From the records, pick out and copy each line containing "none".
::: MATERIAL FOR THIS EXERCISE :::
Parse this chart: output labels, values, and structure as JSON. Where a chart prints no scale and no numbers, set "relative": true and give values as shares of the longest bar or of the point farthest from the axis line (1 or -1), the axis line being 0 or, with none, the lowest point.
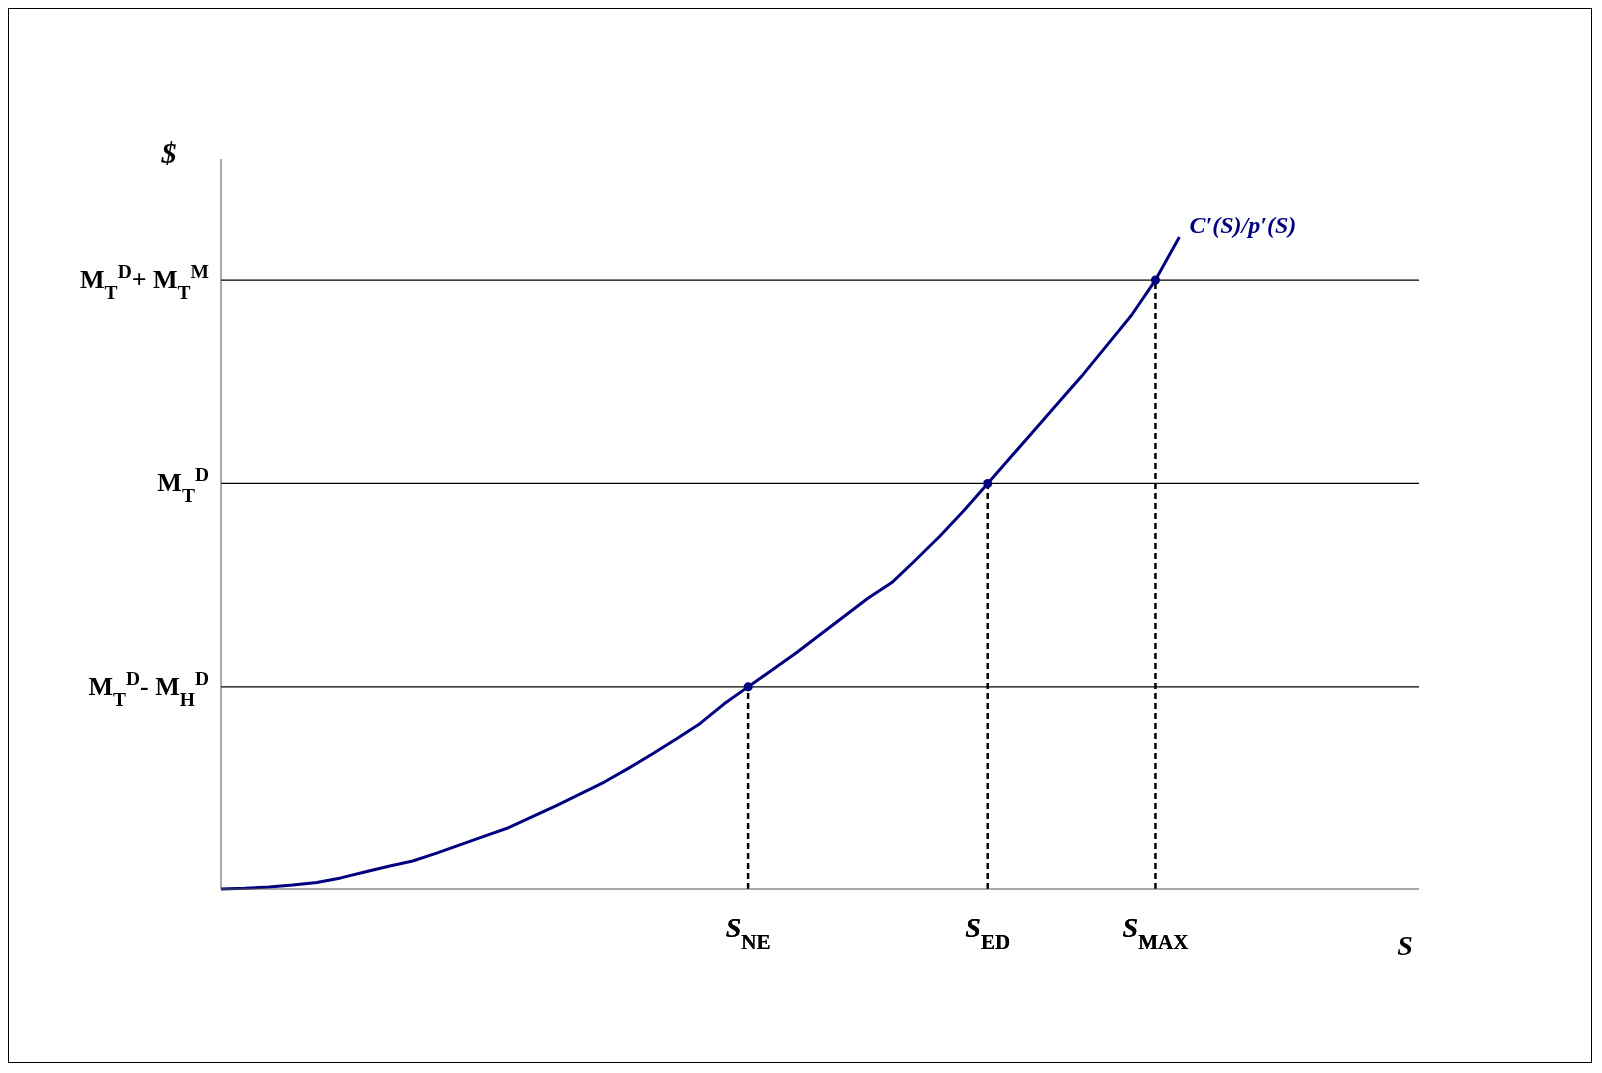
{
  "chart_data": {
    "type": "line",
    "relative": true,
    "ylabel": "$",
    "xlabel": "S",
    "categories": [
      null,
      null,
      null,
      null,
      null,
      null,
      null,
      null,
      null,
      null,
      null,
      null,
      null,
      null,
      null,
      null,
      null,
      null,
      null,
      null,
      null,
      null,
      "S$_{NE}$",
      null,
      null,
      null,
      null,
      null,
      null,
      null,
      null,
      null,
      "S$_{ED}$",
      null,
      null,
      null,
      null,
      null,
      null,
      "S$_{MAX}$",
      null,
      null,
      null,
      null,
      null,
      null,
      null,
      null,
      null,
      null,
      null
    ],
    "legend": false,
    "grid": "x",
    "ref_lines": [
      {
        "axis": "y",
        "value": 0.934,
        "label": "M$_{T}$$^{D}$+ M$_{T}$$^{M}$",
        "color": "#000000"
      },
      {
        "axis": "y",
        "value": 0.622,
        "label": "M$_{T}$$^{D}$",
        "color": "#000000"
      },
      {
        "axis": "y",
        "value": 0.31,
        "label": "M$_{T}$$^{D}$- M$_{H}$$^{D}$",
        "color": "#000000"
      }
    ],
    "series": [
      {
        "name": "C′(S)/p′(S)",
        "color": "#00007f",
        "marker": "none",
        "values": [
          0,
          0.001,
          0.003,
          0.006,
          0.01,
          0.017,
          0.026,
          0.035,
          0.043,
          0.055,
          0.068,
          0.081,
          0.094,
          0.111,
          0.128,
          0.146,
          0.164,
          0.185,
          0.207,
          0.23,
          0.254,
          0.284,
          0.31,
          0.336,
          0.362,
          0.39,
          0.418,
          0.446,
          0.47,
          0.505,
          0.541,
          0.58,
          0.622,
          0.664,
          0.706,
          0.748,
          0.79,
          0.835,
          0.88,
          0.934,
          1,
          null,
          null,
          null,
          null,
          null,
          null,
          null,
          null,
          null,
          null
        ]
      },
      {
        "type": "scatter",
        "color": "#00007f",
        "marker": "circle",
        "x": [
          "S$_{NE}$",
          "S$_{ED}$",
          "S$_{MAX}$"
        ],
        "values": [
          0.31,
          0.622,
          0.934
        ]
      }
    ]
  }
}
:::
_THE REPLY_.
Parse this chart: output labels, values, and structure as JSON. Where a chart prints no scale and no numbers, set "relative": true and give values as shares of the longest bar or of the point farthest from the axis line (1 or -1), the axis line being 0 or, with none, the lowest point.
        "marker": "none",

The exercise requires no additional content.